%%
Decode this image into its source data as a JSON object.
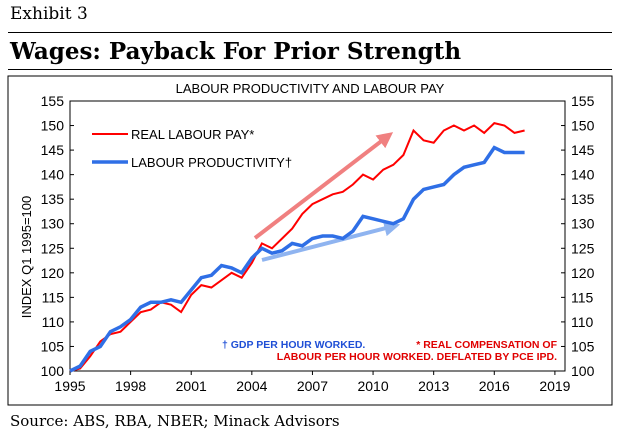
{
  "exhibit": "Exhibit 3",
  "headline": "Wages: Payback For Prior Strength",
  "source": "Source: ABS, RBA, NBER; Minack Advisors",
  "chart_data": {
    "type": "line",
    "title": "LABOUR PRODUCTIVITY AND LABOUR PAY",
    "ylabel": "INDEX Q1 1995=100",
    "xlim": [
      1995,
      2019.5
    ],
    "ylim": [
      100,
      155
    ],
    "x_ticks": [
      "1995",
      "1998",
      "2001",
      "2004",
      "2007",
      "2010",
      "2013",
      "2016",
      "2019"
    ],
    "y_ticks": [
      "100",
      "105",
      "110",
      "115",
      "120",
      "125",
      "130",
      "135",
      "140",
      "145",
      "150",
      "155"
    ],
    "colors": {
      "pay": "#ff0000",
      "productivity": "#2f6fe6",
      "pay_arrow": "#f08080",
      "productivity_arrow": "#8fb4f0",
      "note_blue": "#1f4fd6",
      "note_red": "#e00000"
    },
    "series": [
      {
        "name": "REAL LABOUR PAY*",
        "x": [
          1995.0,
          1995.5,
          1996.0,
          1996.5,
          1997.0,
          1997.5,
          1998.0,
          1998.5,
          1999.0,
          1999.5,
          2000.0,
          2000.5,
          2001.0,
          2001.5,
          2002.0,
          2002.5,
          2003.0,
          2003.5,
          2004.0,
          2004.5,
          2005.0,
          2005.5,
          2006.0,
          2006.5,
          2007.0,
          2007.5,
          2008.0,
          2008.5,
          2009.0,
          2009.5,
          2010.0,
          2010.5,
          2011.0,
          2011.5,
          2012.0,
          2012.5,
          2013.0,
          2013.5,
          2014.0,
          2014.5,
          2015.0,
          2015.5,
          2016.0,
          2016.5,
          2017.0,
          2017.5
        ],
        "values": [
          100.0,
          100.5,
          103.0,
          106.0,
          107.5,
          108.0,
          110.0,
          112.0,
          112.5,
          114.0,
          113.5,
          112.0,
          115.5,
          117.5,
          117.0,
          118.5,
          120.0,
          119.0,
          122.0,
          126.0,
          125.0,
          127.0,
          129.0,
          132.0,
          134.0,
          135.0,
          136.0,
          136.5,
          138.0,
          140.0,
          139.0,
          141.0,
          142.0,
          144.0,
          149.0,
          147.0,
          146.5,
          149.0,
          150.0,
          149.0,
          150.0,
          148.5,
          150.5,
          150.0,
          148.5,
          149.0
        ]
      },
      {
        "name": "LABOUR PRODUCTIVITY†",
        "x": [
          1995.0,
          1995.5,
          1996.0,
          1996.5,
          1997.0,
          1997.5,
          1998.0,
          1998.5,
          1999.0,
          1999.5,
          2000.0,
          2000.5,
          2001.0,
          2001.5,
          2002.0,
          2002.5,
          2003.0,
          2003.5,
          2004.0,
          2004.5,
          2005.0,
          2005.5,
          2006.0,
          2006.5,
          2007.0,
          2007.5,
          2008.0,
          2008.5,
          2009.0,
          2009.5,
          2010.0,
          2010.5,
          2011.0,
          2011.5,
          2012.0,
          2012.5,
          2013.0,
          2013.5,
          2014.0,
          2014.5,
          2015.0,
          2015.5,
          2016.0,
          2016.5,
          2017.0,
          2017.5
        ],
        "values": [
          100.0,
          101.0,
          104.0,
          105.0,
          108.0,
          109.0,
          110.5,
          113.0,
          114.0,
          114.0,
          114.5,
          114.0,
          116.5,
          119.0,
          119.5,
          121.5,
          121.0,
          120.0,
          123.0,
          125.0,
          124.0,
          124.5,
          126.0,
          125.5,
          127.0,
          127.5,
          127.5,
          127.0,
          128.5,
          131.5,
          131.0,
          130.5,
          130.0,
          131.0,
          135.0,
          137.0,
          137.5,
          138.0,
          140.0,
          141.5,
          142.0,
          142.5,
          145.5,
          144.5,
          144.5,
          144.5
        ]
      }
    ],
    "annotations": {
      "note_blue": "† GDP PER HOUR WORKED.",
      "note_red_1": "* REAL COMPENSATION OF",
      "note_red_2": "LABOUR PER HOUR WORKED. DEFLATED BY PCE IPD."
    },
    "grid": false,
    "legend_position": "top-left"
  }
}
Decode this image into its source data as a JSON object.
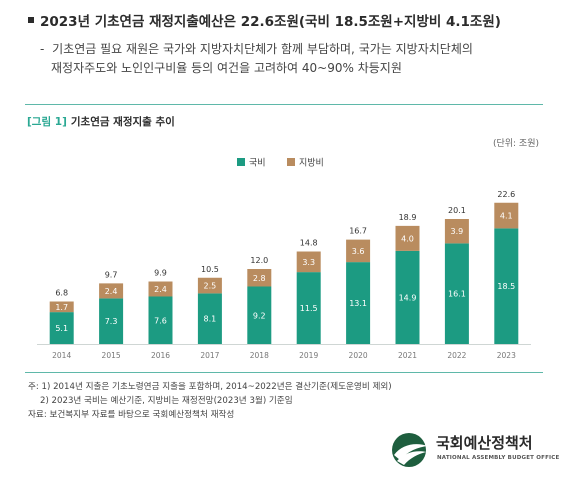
{
  "headline": "2023년 기초연금 재정지출예산은 22.6조원(국비 18.5조원+지방비 4.1조원)",
  "subtext": {
    "dash": "-",
    "line1": "기초연금 필요 재원은 국가와 지방자치단체가 함께 부담하며, 국가는 지방자치단체의",
    "line2": "재정자주도와 노인인구비율 등의 여건을 고려하여 40~90% 차등지원"
  },
  "figure": {
    "tag": "[그림 1]",
    "title": "기초연금 재정지출 추이",
    "unit": "(단위: 조원)"
  },
  "colors": {
    "national": "#1c9b82",
    "local": "#b98c5f",
    "accent_line": "#5fb8a9"
  },
  "chart_data": {
    "type": "bar",
    "stacked": true,
    "categories": [
      "2014",
      "2015",
      "2016",
      "2017",
      "2018",
      "2019",
      "2020",
      "2021",
      "2022",
      "2023"
    ],
    "series": [
      {
        "name": "국비",
        "values": [
          5.1,
          7.3,
          7.6,
          8.1,
          9.2,
          11.5,
          13.1,
          14.9,
          16.1,
          18.5
        ]
      },
      {
        "name": "지방비",
        "values": [
          1.7,
          2.4,
          2.4,
          2.5,
          2.8,
          3.3,
          3.6,
          4.0,
          3.9,
          4.1
        ]
      }
    ],
    "totals": [
      6.8,
      9.7,
      9.9,
      10.5,
      12.0,
      14.8,
      16.7,
      18.9,
      20.1,
      22.6
    ],
    "total_labels": [
      "6.8",
      "9.7",
      "9.9",
      "10.5",
      "12.0",
      "14.8",
      "16.7",
      "18.9",
      "20.1",
      "22.6"
    ],
    "national_labels": [
      "5.1",
      "7.3",
      "7.6",
      "8.1",
      "9.2",
      "11.5",
      "13.1",
      "14.9",
      "16.1",
      "18.5"
    ],
    "local_labels": [
      "1.7",
      "2.4",
      "2.4",
      "2.5",
      "2.8",
      "3.3",
      "3.6",
      "4.0",
      "3.9",
      "4.1"
    ],
    "legend_position": "top-center",
    "ylim": [
      0,
      24
    ],
    "grid": false
  },
  "notes": {
    "note1": "주: 1) 2014년 지출은 기초노령연금 지출을 포함하며, 2014~2022년은 결산기준(제도운영비 제외)",
    "note2": "2) 2023년 국비는 예산기준, 지방비는 재정전망(2023년 3월) 기준임",
    "source": "자료: 보건복지부 자료를 바탕으로 국회예산정책처 재작성"
  },
  "logo": {
    "name_ko": "국회예산정책처",
    "name_en": "NATIONAL ASSEMBLY BUDGET OFFICE",
    "icon": "nabo-emblem-icon"
  }
}
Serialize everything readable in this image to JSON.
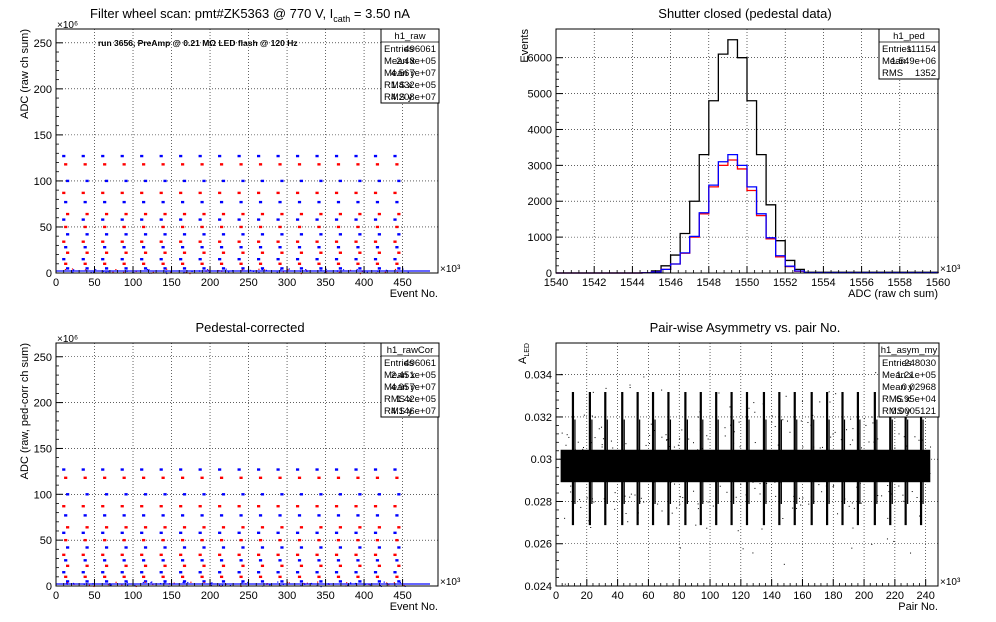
%%
● **Exercise**: Pick out each line in the material containing "REAL".

● **In response**:
        "name": "REAL LABOUR PAY*",
      "note_red_1": "* REAL COMPENSATION OF",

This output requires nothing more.